### CHALLENGE
Reproduce each of the following lines word for word, without changing anything.

### MATERIAL SHOWN
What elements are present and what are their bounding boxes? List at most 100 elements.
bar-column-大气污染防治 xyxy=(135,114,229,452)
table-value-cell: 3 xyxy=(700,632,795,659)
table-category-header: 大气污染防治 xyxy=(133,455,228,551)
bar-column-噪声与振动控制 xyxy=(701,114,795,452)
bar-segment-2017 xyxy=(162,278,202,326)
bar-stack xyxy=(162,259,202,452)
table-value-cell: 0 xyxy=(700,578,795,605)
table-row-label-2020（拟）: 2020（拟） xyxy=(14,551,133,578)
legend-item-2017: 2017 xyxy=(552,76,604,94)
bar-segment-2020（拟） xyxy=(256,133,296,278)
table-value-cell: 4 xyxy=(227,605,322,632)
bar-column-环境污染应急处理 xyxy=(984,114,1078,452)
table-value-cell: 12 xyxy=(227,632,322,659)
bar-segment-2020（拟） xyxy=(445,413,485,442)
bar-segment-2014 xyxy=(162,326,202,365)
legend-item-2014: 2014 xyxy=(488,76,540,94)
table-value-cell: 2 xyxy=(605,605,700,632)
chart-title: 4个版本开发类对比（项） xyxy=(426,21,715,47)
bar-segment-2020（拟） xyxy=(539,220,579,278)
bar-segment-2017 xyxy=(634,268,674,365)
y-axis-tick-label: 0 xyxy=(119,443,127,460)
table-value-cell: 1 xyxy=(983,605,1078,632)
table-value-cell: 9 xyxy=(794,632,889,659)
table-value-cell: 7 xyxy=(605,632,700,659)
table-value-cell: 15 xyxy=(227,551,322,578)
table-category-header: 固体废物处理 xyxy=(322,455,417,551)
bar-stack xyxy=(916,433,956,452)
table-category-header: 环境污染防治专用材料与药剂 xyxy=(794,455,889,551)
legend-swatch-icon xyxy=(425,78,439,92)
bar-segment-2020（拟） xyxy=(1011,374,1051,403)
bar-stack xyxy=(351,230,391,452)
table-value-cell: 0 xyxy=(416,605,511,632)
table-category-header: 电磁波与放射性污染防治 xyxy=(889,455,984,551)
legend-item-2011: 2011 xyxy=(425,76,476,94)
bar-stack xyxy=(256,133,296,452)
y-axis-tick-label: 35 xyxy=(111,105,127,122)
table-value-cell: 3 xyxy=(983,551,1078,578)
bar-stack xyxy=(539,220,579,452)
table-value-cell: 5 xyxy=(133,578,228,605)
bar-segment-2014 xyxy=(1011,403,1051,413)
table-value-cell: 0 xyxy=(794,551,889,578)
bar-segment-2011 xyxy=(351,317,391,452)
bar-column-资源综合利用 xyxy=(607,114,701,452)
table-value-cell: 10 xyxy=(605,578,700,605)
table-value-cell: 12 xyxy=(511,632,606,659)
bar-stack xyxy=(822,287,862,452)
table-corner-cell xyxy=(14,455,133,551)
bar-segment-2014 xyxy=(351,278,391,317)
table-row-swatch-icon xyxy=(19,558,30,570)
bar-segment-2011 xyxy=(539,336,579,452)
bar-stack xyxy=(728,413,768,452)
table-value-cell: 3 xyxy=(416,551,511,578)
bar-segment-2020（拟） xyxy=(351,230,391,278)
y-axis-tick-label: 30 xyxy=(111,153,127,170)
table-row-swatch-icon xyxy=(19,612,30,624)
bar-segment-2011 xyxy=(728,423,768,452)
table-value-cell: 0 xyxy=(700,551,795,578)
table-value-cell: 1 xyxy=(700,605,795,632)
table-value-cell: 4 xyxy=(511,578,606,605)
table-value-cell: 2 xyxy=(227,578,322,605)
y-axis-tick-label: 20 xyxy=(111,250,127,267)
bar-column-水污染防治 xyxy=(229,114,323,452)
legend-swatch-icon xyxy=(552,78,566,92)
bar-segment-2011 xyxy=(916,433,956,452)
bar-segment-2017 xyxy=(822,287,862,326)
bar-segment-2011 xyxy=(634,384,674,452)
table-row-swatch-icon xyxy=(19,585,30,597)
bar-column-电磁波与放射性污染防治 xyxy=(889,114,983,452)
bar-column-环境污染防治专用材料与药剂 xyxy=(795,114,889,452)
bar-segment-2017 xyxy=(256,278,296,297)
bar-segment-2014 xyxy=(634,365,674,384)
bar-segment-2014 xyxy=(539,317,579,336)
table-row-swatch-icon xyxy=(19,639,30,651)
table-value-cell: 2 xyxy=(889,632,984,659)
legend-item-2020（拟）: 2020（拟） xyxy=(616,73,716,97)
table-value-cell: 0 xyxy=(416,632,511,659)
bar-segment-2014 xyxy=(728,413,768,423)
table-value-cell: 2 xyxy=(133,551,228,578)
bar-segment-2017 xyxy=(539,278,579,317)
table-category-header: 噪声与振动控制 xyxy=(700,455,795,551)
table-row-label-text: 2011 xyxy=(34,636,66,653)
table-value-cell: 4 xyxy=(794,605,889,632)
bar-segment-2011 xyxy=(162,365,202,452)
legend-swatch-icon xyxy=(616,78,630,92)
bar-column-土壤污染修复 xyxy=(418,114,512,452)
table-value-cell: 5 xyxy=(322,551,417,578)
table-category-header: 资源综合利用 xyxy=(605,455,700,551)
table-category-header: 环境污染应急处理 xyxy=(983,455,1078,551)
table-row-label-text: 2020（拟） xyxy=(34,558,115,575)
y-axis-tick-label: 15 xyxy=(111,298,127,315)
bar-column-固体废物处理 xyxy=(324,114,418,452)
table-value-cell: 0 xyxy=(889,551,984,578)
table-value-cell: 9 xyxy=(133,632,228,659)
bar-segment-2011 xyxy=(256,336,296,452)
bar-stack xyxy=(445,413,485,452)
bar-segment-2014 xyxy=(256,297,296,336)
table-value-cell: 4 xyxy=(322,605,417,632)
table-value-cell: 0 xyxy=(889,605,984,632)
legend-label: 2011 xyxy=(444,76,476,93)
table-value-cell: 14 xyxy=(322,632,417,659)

### CORRECT ANSWER
What elements are present and what are their bounding boxes? List at most 100 elements.
bar-column-大气污染防治 xyxy=(135,114,229,452)
table-value-cell: 3 xyxy=(700,632,795,659)
table-category-header: 大气污染防治 xyxy=(133,455,228,551)
bar-column-噪声与振动控制 xyxy=(701,114,795,452)
bar-segment-2017 xyxy=(162,278,202,326)
bar-stack xyxy=(162,259,202,452)
table-value-cell: 0 xyxy=(700,578,795,605)
table-row-label-2020（拟）: 2020（拟） xyxy=(14,551,133,578)
legend-item-2017: 2017 xyxy=(552,76,604,94)
bar-segment-2020（拟） xyxy=(256,133,296,278)
table-value-cell: 4 xyxy=(227,605,322,632)
bar-column-环境污染应急处理 xyxy=(984,114,1078,452)
table-value-cell: 12 xyxy=(227,632,322,659)
bar-segment-2020（拟） xyxy=(445,413,485,442)
bar-segment-2014 xyxy=(162,326,202,365)
legend-item-2014: 2014 xyxy=(488,76,540,94)
table-value-cell: 2 xyxy=(605,605,700,632)
chart-title: 4个版本开发类对比（项） xyxy=(426,21,715,47)
bar-segment-2020（拟） xyxy=(539,220,579,278)
bar-segment-2017 xyxy=(634,268,674,365)
y-axis-tick-label: 0 xyxy=(119,443,127,460)
table-value-cell: 1 xyxy=(983,605,1078,632)
table-value-cell: 9 xyxy=(794,632,889,659)
table-value-cell: 7 xyxy=(605,632,700,659)
table-value-cell: 15 xyxy=(227,551,322,578)
table-category-header: 固体废物处理 xyxy=(322,455,417,551)
bar-stack xyxy=(916,433,956,452)
table-category-header: 环境污染防治专用材料与药剂 xyxy=(794,455,889,551)
legend-swatch-icon xyxy=(425,78,439,92)
bar-segment-2020（拟） xyxy=(1011,374,1051,403)
bar-stack xyxy=(351,230,391,452)
table-value-cell: 0 xyxy=(416,605,511,632)
table-category-header: 电磁波与放射性污染防治 xyxy=(889,455,984,551)
legend-item-2011: 2011 xyxy=(425,76,476,94)
bar-stack xyxy=(256,133,296,452)
y-axis-tick-label: 35 xyxy=(111,105,127,122)
table-value-cell: 3 xyxy=(983,551,1078,578)
bar-stack xyxy=(539,220,579,452)
table-value-cell: 5 xyxy=(133,578,228,605)
bar-segment-2014 xyxy=(1011,403,1051,413)
table-value-cell: 0 xyxy=(794,551,889,578)
bar-segment-2011 xyxy=(351,317,391,452)
bar-column-资源综合利用 xyxy=(607,114,701,452)
table-value-cell: 10 xyxy=(605,578,700,605)
table-value-cell: 12 xyxy=(511,632,606,659)
bar-stack xyxy=(822,287,862,452)
table-corner-cell xyxy=(14,455,133,551)
bar-segment-2014 xyxy=(351,278,391,317)
table-row-swatch-icon xyxy=(19,558,30,570)
bar-segment-2011 xyxy=(539,336,579,452)
bar-stack xyxy=(728,413,768,452)
table-value-cell: 3 xyxy=(416,551,511,578)
bar-segment-2020（拟） xyxy=(351,230,391,278)
y-axis-tick-label: 30 xyxy=(111,153,127,170)
table-row-swatch-icon xyxy=(19,612,30,624)
bar-segment-2011 xyxy=(728,423,768,452)
table-value-cell: 0 xyxy=(700,551,795,578)
table-value-cell: 1 xyxy=(700,605,795,632)
table-value-cell: 4 xyxy=(511,578,606,605)
table-value-cell: 2 xyxy=(227,578,322,605)
y-axis-tick-label: 20 xyxy=(111,250,127,267)
bar-column-水污染防治 xyxy=(229,114,323,452)
legend-swatch-icon xyxy=(552,78,566,92)
bar-segment-2011 xyxy=(916,433,956,452)
bar-segment-2017 xyxy=(822,287,862,326)
bar-segment-2011 xyxy=(634,384,674,452)
table-row-swatch-icon xyxy=(19,585,30,597)
bar-column-电磁波与放射性污染防治 xyxy=(889,114,983,452)
bar-column-环境污染防治专用材料与药剂 xyxy=(795,114,889,452)
bar-segment-2017 xyxy=(256,278,296,297)
bar-segment-2014 xyxy=(634,365,674,384)
bar-segment-2014 xyxy=(539,317,579,336)
table-row-swatch-icon xyxy=(19,639,30,651)
table-value-cell: 2 xyxy=(889,632,984,659)
legend-item-2020（拟）: 2020（拟） xyxy=(616,73,716,97)
table-value-cell: 0 xyxy=(416,632,511,659)
bar-segment-2014 xyxy=(728,413,768,423)
table-value-cell: 2 xyxy=(133,551,228,578)
bar-segment-2017 xyxy=(539,278,579,317)
table-category-header: 噪声与振动控制 xyxy=(700,455,795,551)
table-row-label-text: 2011 xyxy=(34,636,66,653)
table-value-cell: 4 xyxy=(794,605,889,632)
bar-segment-2011 xyxy=(162,365,202,452)
legend-swatch-icon xyxy=(616,78,630,92)
bar-column-土壤污染修复 xyxy=(418,114,512,452)
table-value-cell: 5 xyxy=(322,551,417,578)
table-category-header: 资源综合利用 xyxy=(605,455,700,551)
table-category-header: 环境污染应急处理 xyxy=(983,455,1078,551)
table-row-label-text: 2020（拟） xyxy=(34,558,115,575)
y-axis-tick-label: 15 xyxy=(111,298,127,315)
bar-column-固体废物处理 xyxy=(324,114,418,452)
table-value-cell: 0 xyxy=(889,551,984,578)
table-value-cell: 9 xyxy=(133,632,228,659)
bar-segment-2011 xyxy=(256,336,296,452)
bar-stack xyxy=(445,413,485,452)
bar-segment-2014 xyxy=(256,297,296,336)
table-value-cell: 4 xyxy=(322,605,417,632)
table-value-cell: 0 xyxy=(889,605,984,632)
legend-label: 2011 xyxy=(444,76,476,93)
table-value-cell: 14 xyxy=(322,632,417,659)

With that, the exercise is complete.